Dataset records:
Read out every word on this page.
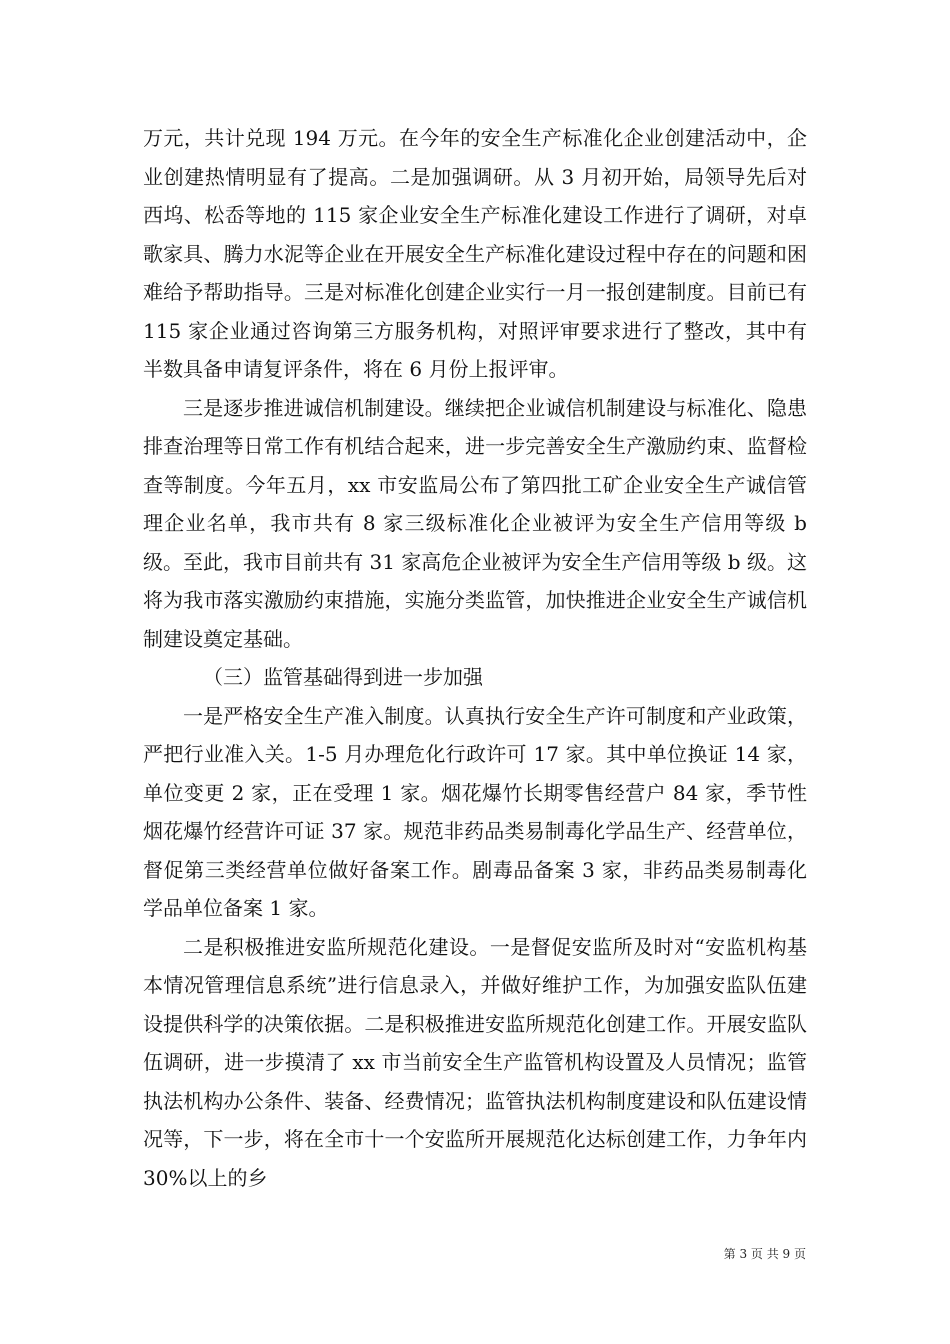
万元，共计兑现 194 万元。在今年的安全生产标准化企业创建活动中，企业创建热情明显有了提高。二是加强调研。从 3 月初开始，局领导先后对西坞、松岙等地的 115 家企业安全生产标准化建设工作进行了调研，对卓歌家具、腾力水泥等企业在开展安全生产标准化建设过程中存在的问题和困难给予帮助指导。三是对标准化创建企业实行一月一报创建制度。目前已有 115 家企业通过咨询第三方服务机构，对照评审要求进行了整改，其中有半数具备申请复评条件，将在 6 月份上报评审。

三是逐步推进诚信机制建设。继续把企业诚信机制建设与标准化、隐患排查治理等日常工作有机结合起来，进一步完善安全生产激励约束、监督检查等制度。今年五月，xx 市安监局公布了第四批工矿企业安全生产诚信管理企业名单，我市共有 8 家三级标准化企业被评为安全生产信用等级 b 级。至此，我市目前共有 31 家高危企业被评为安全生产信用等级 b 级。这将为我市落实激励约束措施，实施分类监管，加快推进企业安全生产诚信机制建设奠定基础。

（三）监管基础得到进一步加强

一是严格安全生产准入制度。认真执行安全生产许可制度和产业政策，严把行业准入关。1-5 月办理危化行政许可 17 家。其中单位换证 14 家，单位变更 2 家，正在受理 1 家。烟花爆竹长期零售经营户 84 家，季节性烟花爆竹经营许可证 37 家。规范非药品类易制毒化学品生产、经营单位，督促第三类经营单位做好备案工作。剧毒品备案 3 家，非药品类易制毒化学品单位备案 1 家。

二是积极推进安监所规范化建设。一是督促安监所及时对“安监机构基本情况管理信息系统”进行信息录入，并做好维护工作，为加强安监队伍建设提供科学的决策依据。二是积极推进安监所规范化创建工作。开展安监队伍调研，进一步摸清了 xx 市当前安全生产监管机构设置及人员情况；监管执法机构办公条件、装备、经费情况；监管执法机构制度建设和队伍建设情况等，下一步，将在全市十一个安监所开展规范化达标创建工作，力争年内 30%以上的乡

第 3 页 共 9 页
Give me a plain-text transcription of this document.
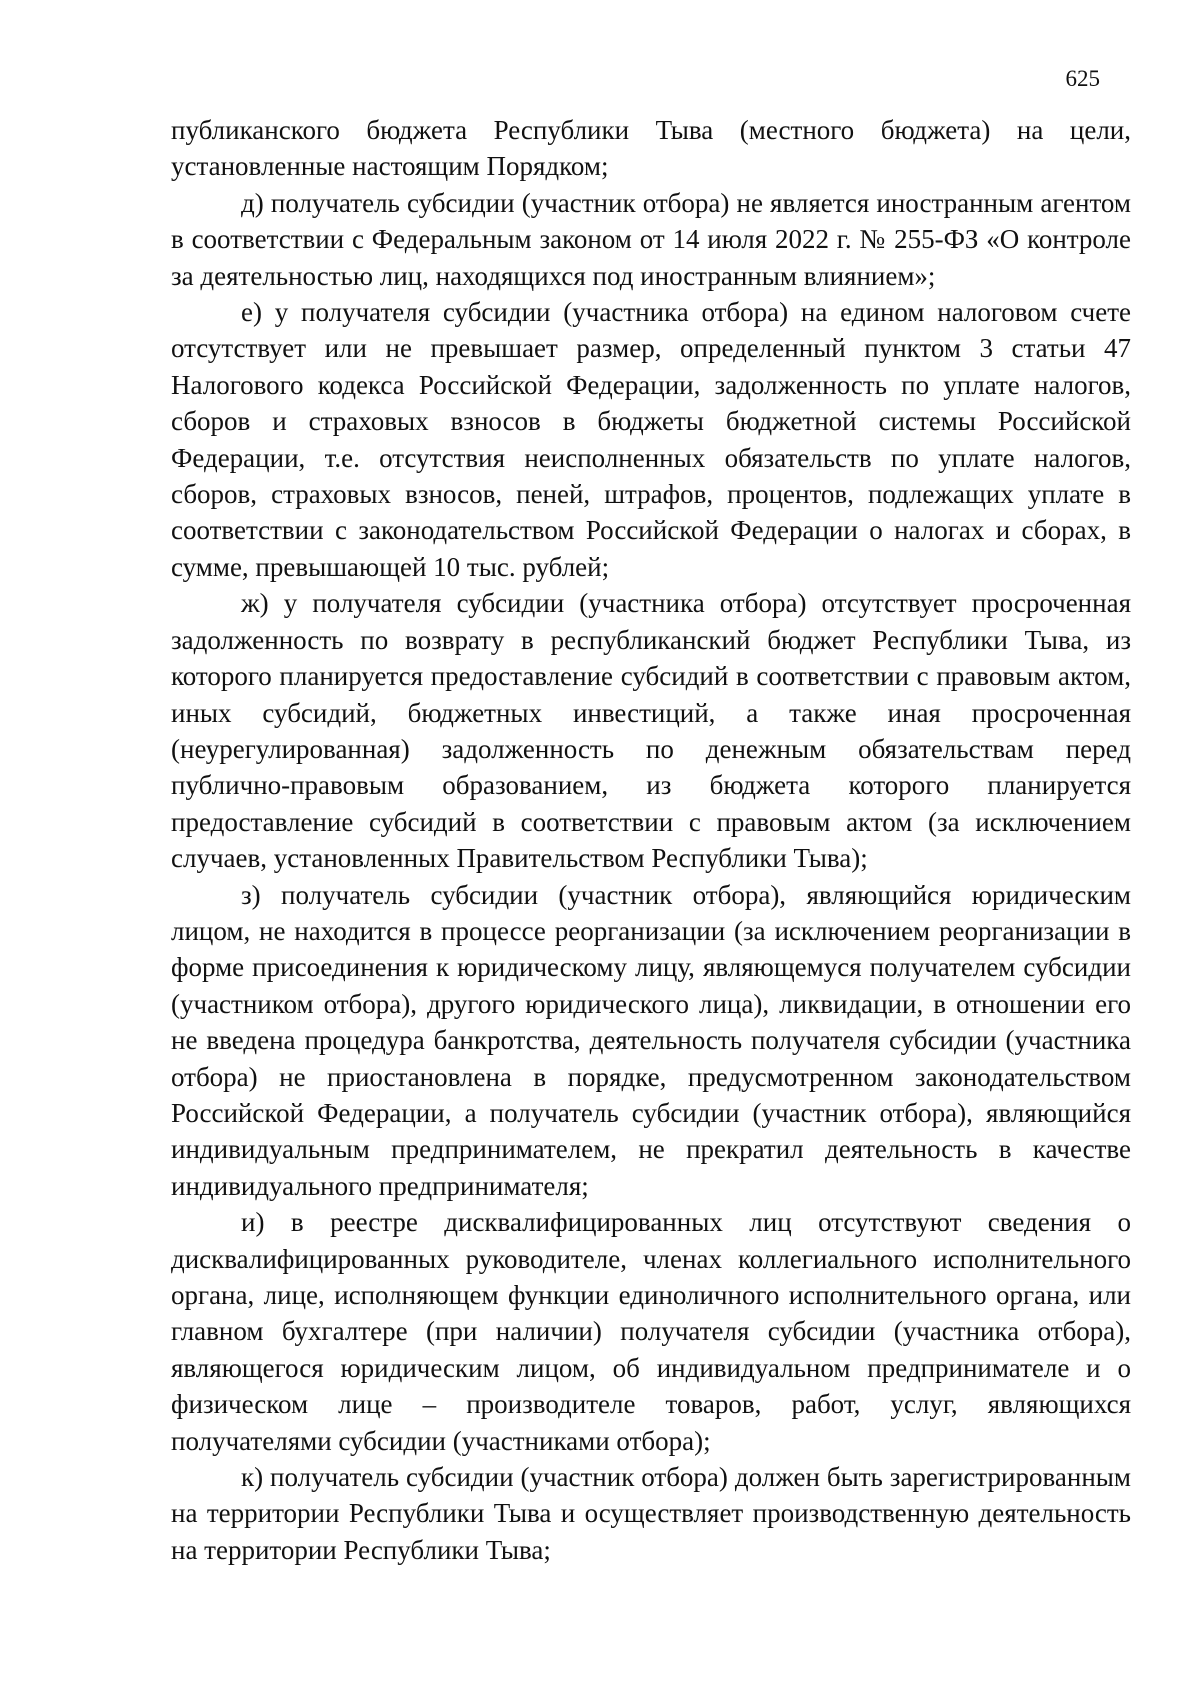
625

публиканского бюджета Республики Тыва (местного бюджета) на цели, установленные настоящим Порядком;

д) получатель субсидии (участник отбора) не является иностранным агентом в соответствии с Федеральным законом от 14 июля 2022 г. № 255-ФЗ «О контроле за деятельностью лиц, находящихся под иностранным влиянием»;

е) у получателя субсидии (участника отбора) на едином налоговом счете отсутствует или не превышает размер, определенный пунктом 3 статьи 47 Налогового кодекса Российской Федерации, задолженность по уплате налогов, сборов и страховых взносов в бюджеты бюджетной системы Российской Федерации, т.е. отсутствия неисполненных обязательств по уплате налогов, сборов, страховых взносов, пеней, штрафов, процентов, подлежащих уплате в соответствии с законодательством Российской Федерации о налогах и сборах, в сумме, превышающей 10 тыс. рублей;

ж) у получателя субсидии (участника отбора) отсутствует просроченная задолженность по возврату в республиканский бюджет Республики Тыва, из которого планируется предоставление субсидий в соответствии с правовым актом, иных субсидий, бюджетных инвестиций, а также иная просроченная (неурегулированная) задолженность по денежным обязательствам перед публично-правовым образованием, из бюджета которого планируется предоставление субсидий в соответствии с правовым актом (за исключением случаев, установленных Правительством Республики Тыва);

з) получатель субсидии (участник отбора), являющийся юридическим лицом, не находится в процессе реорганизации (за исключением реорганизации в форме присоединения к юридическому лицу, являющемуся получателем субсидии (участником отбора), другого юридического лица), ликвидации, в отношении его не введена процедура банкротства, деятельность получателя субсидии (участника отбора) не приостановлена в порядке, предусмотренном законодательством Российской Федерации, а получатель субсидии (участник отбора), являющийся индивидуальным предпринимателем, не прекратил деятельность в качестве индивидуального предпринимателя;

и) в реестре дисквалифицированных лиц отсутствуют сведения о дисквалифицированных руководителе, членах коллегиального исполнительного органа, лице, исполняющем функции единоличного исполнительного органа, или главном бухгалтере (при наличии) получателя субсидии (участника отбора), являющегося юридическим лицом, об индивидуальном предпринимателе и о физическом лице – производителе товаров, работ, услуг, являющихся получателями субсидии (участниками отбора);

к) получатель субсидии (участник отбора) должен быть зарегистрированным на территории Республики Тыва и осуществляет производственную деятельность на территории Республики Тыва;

--

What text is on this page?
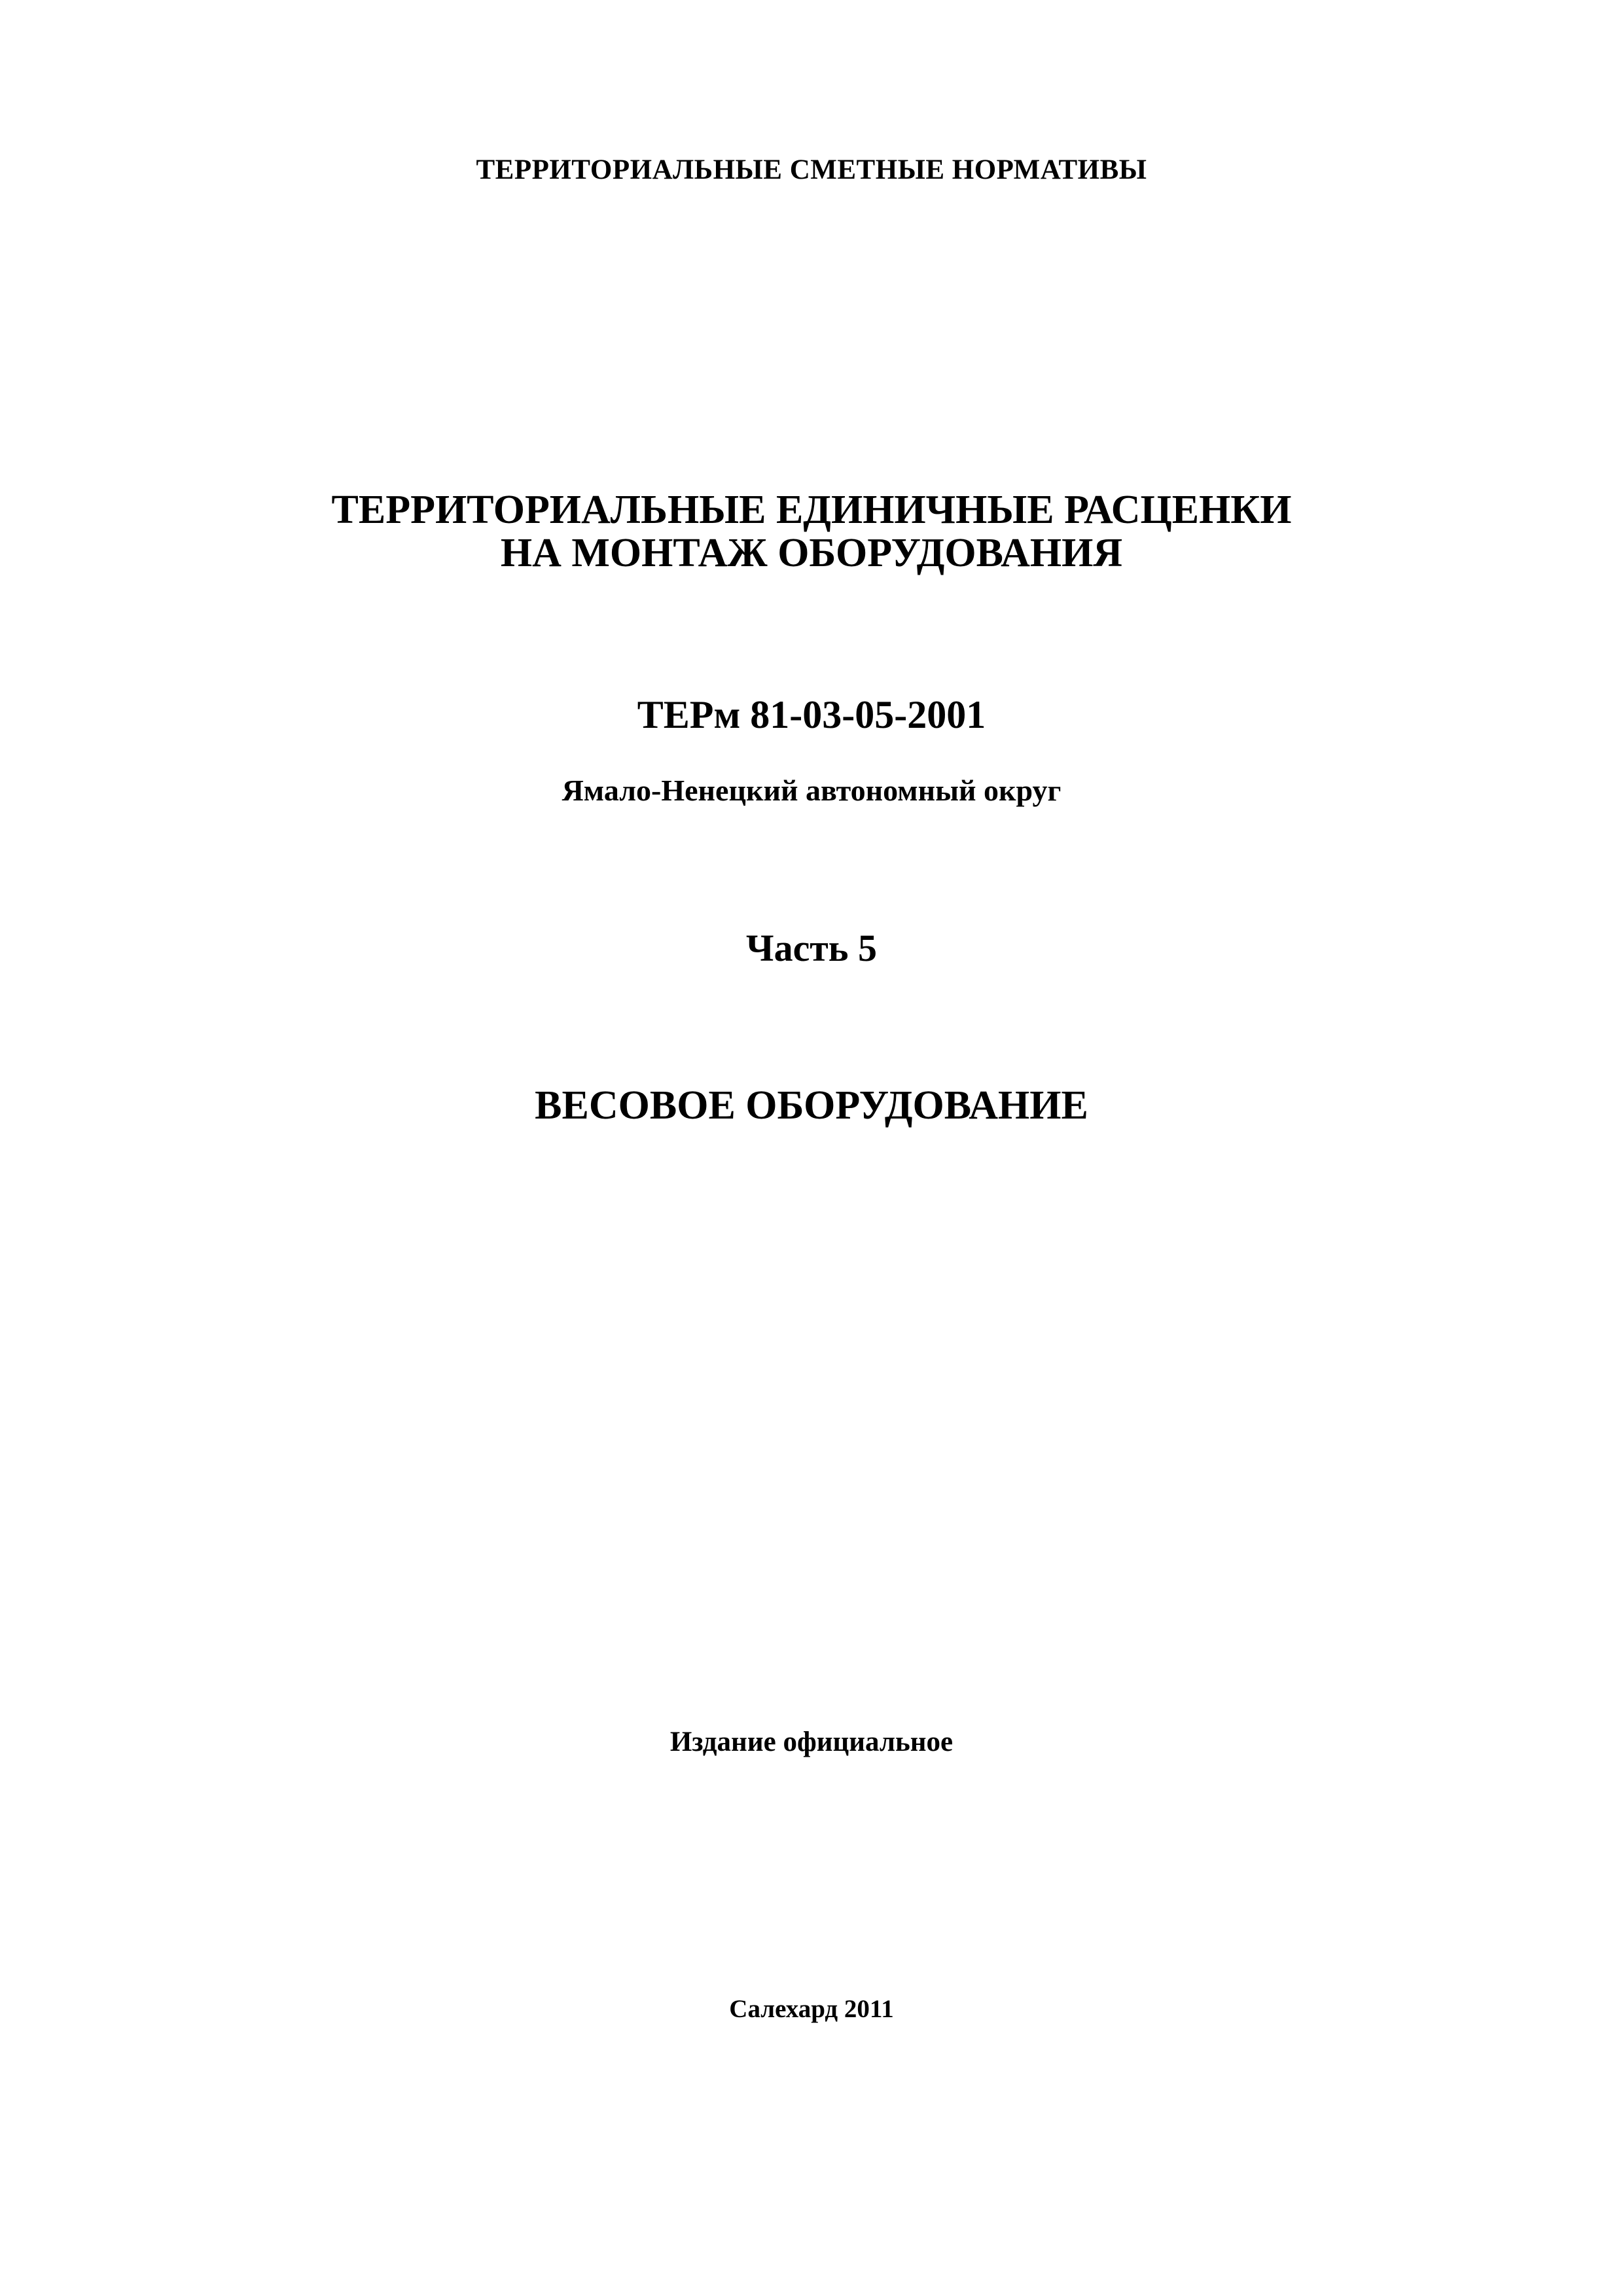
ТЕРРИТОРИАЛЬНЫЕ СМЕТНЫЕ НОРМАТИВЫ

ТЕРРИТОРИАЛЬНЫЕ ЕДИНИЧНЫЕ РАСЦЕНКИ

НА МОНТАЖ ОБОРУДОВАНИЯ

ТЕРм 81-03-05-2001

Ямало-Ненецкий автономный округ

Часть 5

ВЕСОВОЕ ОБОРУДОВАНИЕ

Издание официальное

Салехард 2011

[Work to do]
Search the listing above for the string "Республики". Copy every line that contains it.

[Reply]
публиканского бюджета Республики Тыва (местного бюджета) на цели, установленные настоящим Порядком;
ж) у получателя субсидии (участника отбора) отсутствует просроченная задолженность по возврату в республиканский бюджет Республики Тыва, из которого планируется предоставление субсидий в соответствии с правовым актом, иных субсидий, бюджетных инвестиций, а также иная просроченная (неурегулированная) задолженность по денежным обязательствам перед публично-правовым образованием, из бюджета которого планируется предоставление субсидий в соответствии с правовым актом (за исключением случаев, установленных Правительством Республики Тыва);
к) получатель субсидии (участник отбора) должен быть зарегистрированным на территории Республики Тыва и осуществляет производственную деятельность на территории Республики Тыва;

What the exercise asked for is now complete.